● WHAT IS ASKED
Copy each line below that includes "谁能把这个想法再来完整的说一遍".

● RECORD LIST

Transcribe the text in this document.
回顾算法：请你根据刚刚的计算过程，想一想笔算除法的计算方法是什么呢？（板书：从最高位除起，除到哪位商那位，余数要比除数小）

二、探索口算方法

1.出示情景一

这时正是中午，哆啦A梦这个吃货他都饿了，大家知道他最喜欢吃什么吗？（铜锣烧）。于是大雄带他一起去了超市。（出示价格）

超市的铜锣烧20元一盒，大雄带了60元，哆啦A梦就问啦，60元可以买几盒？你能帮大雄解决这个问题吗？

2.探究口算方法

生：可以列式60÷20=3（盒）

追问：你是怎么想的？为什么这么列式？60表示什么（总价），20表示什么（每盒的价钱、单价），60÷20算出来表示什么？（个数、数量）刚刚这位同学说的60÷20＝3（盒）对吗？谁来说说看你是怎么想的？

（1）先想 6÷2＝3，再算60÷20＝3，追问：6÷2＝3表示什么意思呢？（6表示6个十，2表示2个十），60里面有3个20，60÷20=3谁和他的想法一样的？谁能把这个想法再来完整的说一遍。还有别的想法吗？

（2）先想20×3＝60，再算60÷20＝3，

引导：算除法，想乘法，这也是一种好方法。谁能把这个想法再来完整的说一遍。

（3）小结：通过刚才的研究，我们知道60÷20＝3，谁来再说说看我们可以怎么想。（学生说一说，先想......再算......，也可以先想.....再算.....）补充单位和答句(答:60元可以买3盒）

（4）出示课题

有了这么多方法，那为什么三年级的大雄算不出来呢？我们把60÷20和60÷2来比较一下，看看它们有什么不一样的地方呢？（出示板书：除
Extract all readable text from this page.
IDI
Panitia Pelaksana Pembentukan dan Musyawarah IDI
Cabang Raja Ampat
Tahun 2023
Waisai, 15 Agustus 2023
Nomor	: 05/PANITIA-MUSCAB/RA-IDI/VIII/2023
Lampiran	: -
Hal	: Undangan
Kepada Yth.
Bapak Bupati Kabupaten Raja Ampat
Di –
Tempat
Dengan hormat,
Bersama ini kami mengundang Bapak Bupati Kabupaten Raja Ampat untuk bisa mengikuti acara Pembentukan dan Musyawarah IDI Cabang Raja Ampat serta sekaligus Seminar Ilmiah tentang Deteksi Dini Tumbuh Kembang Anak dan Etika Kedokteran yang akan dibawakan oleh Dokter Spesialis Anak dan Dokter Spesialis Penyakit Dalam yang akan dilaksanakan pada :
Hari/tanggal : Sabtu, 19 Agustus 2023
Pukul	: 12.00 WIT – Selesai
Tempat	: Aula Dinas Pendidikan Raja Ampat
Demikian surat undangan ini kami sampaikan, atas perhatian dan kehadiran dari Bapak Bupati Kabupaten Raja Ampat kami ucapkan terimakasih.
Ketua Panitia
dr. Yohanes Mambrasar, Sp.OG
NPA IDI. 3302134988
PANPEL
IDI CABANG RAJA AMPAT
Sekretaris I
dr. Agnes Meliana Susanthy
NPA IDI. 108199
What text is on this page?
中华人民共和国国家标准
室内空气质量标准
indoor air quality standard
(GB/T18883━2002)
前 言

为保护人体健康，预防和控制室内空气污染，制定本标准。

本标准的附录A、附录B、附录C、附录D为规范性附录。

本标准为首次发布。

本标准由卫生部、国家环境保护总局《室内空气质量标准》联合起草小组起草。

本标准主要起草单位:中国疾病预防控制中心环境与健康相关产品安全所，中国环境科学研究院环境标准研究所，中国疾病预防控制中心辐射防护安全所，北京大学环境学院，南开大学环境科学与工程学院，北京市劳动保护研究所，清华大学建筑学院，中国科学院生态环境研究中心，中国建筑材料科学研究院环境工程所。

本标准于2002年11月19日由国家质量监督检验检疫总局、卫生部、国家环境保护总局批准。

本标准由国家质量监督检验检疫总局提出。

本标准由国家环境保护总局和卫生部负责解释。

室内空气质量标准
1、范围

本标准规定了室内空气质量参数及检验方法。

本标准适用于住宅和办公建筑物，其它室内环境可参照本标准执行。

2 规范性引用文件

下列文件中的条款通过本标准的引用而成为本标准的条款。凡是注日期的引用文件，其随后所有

● WRITTEN SOLUTION
（1）先想 6÷2＝3，再算60÷20＝3，追问：6÷2＝3表示什么意思呢？（6表示6个十，2表示2个十），60里面有3个20，60÷20=3谁和他的想法一样的？谁能把这个想法再来完整的说一遍。还有别的想法吗？
引导：算除法，想乘法，这也是一种好方法。谁能把这个想法再来完整的说一遍。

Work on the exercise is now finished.